:: What is required ::
Turn every line of the listing into a numbered list and leave out any blank lines.

═════ Raw data

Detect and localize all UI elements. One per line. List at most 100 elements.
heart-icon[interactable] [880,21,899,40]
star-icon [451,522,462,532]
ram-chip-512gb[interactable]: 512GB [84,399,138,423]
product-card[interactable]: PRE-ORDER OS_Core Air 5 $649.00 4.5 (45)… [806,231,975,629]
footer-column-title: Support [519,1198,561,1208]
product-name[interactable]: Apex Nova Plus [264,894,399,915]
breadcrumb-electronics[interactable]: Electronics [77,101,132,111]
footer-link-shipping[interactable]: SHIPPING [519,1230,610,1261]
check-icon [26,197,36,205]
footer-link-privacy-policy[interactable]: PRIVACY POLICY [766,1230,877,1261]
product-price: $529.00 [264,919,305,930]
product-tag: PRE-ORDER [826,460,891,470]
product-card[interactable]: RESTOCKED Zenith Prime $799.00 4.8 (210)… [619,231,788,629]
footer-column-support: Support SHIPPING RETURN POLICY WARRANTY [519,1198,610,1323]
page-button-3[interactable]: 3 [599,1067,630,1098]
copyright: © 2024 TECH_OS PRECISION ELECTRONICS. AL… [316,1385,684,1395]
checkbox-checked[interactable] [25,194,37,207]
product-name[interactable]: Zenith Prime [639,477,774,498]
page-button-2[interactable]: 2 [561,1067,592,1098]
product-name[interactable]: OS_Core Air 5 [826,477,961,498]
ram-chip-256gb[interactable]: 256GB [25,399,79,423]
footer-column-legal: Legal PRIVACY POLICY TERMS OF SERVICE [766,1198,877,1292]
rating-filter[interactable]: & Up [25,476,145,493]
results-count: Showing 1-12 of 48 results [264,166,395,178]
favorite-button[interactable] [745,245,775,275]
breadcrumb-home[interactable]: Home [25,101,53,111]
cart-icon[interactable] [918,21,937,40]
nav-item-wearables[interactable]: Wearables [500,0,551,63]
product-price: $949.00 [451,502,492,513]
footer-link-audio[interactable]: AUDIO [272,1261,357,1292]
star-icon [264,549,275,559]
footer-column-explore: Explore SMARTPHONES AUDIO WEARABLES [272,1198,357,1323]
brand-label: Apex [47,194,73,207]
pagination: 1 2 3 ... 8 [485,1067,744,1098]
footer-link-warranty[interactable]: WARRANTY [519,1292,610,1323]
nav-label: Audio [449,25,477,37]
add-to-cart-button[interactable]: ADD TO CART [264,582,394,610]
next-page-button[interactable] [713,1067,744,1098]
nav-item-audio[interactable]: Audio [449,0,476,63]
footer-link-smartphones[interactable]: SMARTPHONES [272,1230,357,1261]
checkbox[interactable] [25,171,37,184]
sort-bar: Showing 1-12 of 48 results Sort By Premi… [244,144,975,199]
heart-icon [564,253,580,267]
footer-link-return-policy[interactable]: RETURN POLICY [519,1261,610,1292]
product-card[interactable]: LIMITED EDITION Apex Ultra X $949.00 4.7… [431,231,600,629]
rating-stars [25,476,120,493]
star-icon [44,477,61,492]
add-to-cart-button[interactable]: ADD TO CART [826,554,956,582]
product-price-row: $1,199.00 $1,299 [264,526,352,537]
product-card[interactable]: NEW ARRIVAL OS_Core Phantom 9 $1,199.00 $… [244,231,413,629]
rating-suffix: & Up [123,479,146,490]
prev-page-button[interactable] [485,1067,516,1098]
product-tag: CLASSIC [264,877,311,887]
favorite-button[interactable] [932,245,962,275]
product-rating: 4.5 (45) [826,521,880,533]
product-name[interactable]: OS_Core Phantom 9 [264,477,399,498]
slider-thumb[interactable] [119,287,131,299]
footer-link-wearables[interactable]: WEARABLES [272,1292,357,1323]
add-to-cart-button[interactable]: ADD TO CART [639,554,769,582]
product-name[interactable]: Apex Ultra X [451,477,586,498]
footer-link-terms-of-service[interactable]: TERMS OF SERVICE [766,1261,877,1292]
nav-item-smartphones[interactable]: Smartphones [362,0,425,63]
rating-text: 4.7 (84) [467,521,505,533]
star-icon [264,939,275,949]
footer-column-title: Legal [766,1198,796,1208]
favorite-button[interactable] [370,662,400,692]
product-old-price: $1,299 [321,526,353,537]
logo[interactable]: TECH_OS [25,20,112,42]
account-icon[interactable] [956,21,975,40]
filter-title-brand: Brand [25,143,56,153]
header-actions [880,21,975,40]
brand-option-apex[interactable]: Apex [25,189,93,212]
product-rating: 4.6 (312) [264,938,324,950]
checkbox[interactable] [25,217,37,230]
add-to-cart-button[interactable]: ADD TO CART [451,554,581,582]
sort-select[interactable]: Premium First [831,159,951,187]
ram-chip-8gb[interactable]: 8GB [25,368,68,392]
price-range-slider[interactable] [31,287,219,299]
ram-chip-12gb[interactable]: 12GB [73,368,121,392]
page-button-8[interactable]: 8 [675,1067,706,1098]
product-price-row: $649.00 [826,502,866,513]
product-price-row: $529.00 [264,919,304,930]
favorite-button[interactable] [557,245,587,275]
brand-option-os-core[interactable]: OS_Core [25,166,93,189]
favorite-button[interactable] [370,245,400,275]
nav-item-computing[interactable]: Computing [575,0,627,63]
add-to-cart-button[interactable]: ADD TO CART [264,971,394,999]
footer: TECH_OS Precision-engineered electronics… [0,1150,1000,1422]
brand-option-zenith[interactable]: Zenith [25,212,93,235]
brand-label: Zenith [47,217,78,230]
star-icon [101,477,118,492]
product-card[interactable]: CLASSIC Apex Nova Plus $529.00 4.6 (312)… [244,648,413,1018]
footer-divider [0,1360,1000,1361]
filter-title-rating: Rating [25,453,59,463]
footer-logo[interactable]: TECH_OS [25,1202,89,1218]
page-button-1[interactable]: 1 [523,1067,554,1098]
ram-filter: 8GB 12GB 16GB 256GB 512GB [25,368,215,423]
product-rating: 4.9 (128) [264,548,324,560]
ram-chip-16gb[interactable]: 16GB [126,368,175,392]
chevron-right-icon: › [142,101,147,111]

══════════

:: Reply ::
1. Detect and localize all UI elements. One per line. List at most 100 elements.
2. heart-icon[interactable] [880,21,899,40]
3. star-icon [451,522,462,532]
4. ram-chip-512gb[interactable]: 512GB [84,399,138,423]
5. product-card[interactable]: PRE-ORDER OS_Core Air 5 $649.00 4.5 (45)… [806,231,975,629]
6. footer-column-title: Support [519,1198,561,1208]
7. product-name[interactable]: Apex Nova Plus [264,894,399,915]
8. breadcrumb-electronics[interactable]: Electronics [77,101,132,111]
9. footer-link-shipping[interactable]: SHIPPING [519,1230,610,1261]
10. check-icon [26,197,36,205]
11. footer-link-privacy-policy[interactable]: PRIVACY POLICY [766,1230,877,1261]
12. product-price: $529.00 [264,919,305,930]
13. product-tag: PRE-ORDER [826,460,891,470]
14. product-card[interactable]: RESTOCKED Zenith Prime $799.00 4.8 (210)… [619,231,788,629]
15. footer-column-support: Support SHIPPING RETURN POLICY WARRANTY [519,1198,610,1323]
16. page-button-3[interactable]: 3 [599,1067,630,1098]
17. copyright: © 2024 TECH_OS PRECISION ELECTRONICS. AL… [316,1385,684,1395]
18. checkbox-checked[interactable] [25,194,37,207]
19. product-name[interactable]: Zenith Prime [639,477,774,498]
20. page-button-2[interactable]: 2 [561,1067,592,1098]
21. product-name[interactable]: OS_Core Air 5 [826,477,961,498]
22. ram-chip-256gb[interactable]: 256GB [25,399,79,423]
23. footer-column-legal: Legal PRIVACY POLICY TERMS OF SERVICE [766,1198,877,1292]
24. rating-filter[interactable]: & Up [25,476,145,493]
25. results-count: Showing 1-12 of 48 results [264,166,395,178]
26. favorite-button[interactable] [745,245,775,275]
27. breadcrumb-home[interactable]: Home [25,101,53,111]
28. cart-icon[interactable] [918,21,937,40]
29. nav-item-wearables[interactable]: Wearables [500,0,551,63]
30. product-price: $949.00 [451,502,492,513]
31. footer-link-audio[interactable]: AUDIO [272,1261,357,1292]
32. star-icon [264,549,275,559]
33. footer-column-explore: Explore SMARTPHONES AUDIO WEARABLES [272,1198,357,1323]
34. brand-label: Apex [47,194,73,207]
35. pagination: 1 2 3 ... 8 [485,1067,744,1098]
36. footer-link-warranty[interactable]: WARRANTY [519,1292,610,1323]
37. nav-label: Audio [449,25,477,37]
38. add-to-cart-button[interactable]: ADD TO CART [264,582,394,610]
39. next-page-button[interactable] [713,1067,744,1098]
40. nav-item-audio[interactable]: Audio [449,0,476,63]
41. footer-link-smartphones[interactable]: SMARTPHONES [272,1230,357,1261]
42. checkbox[interactable] [25,171,37,184]
43. sort-bar: Showing 1-12 of 48 results Sort By Premi… [244,144,975,199]
44. heart-icon [564,253,580,267]
45. footer-link-return-policy[interactable]: RETURN POLICY [519,1261,610,1292]
46. product-card[interactable]: LIMITED EDITION Apex Ultra X $949.00 4.7… [431,231,600,629]
47. rating-stars [25,476,120,493]
48. star-icon [44,477,61,492]
49. add-to-cart-button[interactable]: ADD TO CART [826,554,956,582]
50. product-price-row: $1,199.00 $1,299 [264,526,352,537]
51. product-card[interactable]: NEW ARRIVAL OS_Core Phantom 9 $1,199.00 $… [244,231,413,629]
52. rating-suffix: & Up [123,479,146,490]
53. prev-page-button[interactable] [485,1067,516,1098]
54. product-tag: CLASSIC [264,877,311,887]
55. favorite-button[interactable] [932,245,962,275]
56. product-rating: 4.5 (45) [826,521,880,533]
57. product-name[interactable]: OS_Core Phantom 9 [264,477,399,498]
58. slider-thumb[interactable] [119,287,131,299]
59. footer-link-wearables[interactable]: WEARABLES [272,1292,357,1323]
60. add-to-cart-button[interactable]: ADD TO CART [639,554,769,582]
61. product-name[interactable]: Apex Ultra X [451,477,586,498]
62. footer-link-terms-of-service[interactable]: TERMS OF SERVICE [766,1261,877,1292]
63. nav-item-smartphones[interactable]: Smartphones [362,0,425,63]
64. rating-text: 4.7 (84) [467,521,505,533]
65. star-icon [264,939,275,949]
66. footer-column-title: Legal [766,1198,796,1208]
67. favorite-button[interactable] [370,662,400,692]
68. product-old-price: $1,299 [321,526,353,537]
69. logo[interactable]: TECH_OS [25,20,112,42]
70. account-icon[interactable] [956,21,975,40]
71. filter-title-brand: Brand [25,143,56,153]
72. header-actions [880,21,975,40]
73. brand-option-apex[interactable]: Apex [25,189,93,212]
74. product-rating: 4.6 (312) [264,938,324,950]
75. checkbox[interactable] [25,217,37,230]
76. add-to-cart-button[interactable]: ADD TO CART [451,554,581,582]
77. sort-select[interactable]: Premium First [831,159,951,187]
78. ram-chip-8gb[interactable]: 8GB [25,368,68,392]
79. price-range-slider[interactable] [31,287,219,299]
80. ram-chip-12gb[interactable]: 12GB [73,368,121,392]
81. page-button-8[interactable]: 8 [675,1067,706,1098]
82. product-price-row: $649.00 [826,502,866,513]
83. product-price-row: $529.00 [264,919,304,930]
84. favorite-button[interactable] [557,245,587,275]
85. brand-option-os-core[interactable]: OS_Core [25,166,93,189]
86. favorite-button[interactable] [370,245,400,275]
87. nav-item-computing[interactable]: Computing [575,0,627,63]
88. add-to-cart-button[interactable]: ADD TO CART [264,971,394,999]
89. footer: TECH_OS Precision-engineered electronics… [0,1150,1000,1422]
90. brand-option-zenith[interactable]: Zenith [25,212,93,235]
91. brand-label: Zenith [47,217,78,230]
92. star-icon [101,477,118,492]
93. product-card[interactable]: CLASSIC Apex Nova Plus $529.00 4.6 (312)… [244,648,413,1018]
94. footer-divider [0,1360,1000,1361]
95. filter-title-rating: Rating [25,453,59,463]
96. footer-logo[interactable]: TECH_OS [25,1202,89,1218]
97. page-button-1[interactable]: 1 [523,1067,554,1098]
98. ram-filter: 8GB 12GB 16GB 256GB 512GB [25,368,215,423]
99. product-rating: 4.9 (128) [264,548,324,560]
100. ram-chip-16gb[interactable]: 16GB [126,368,175,392]
101. chevron-right-icon: › [142,101,147,111]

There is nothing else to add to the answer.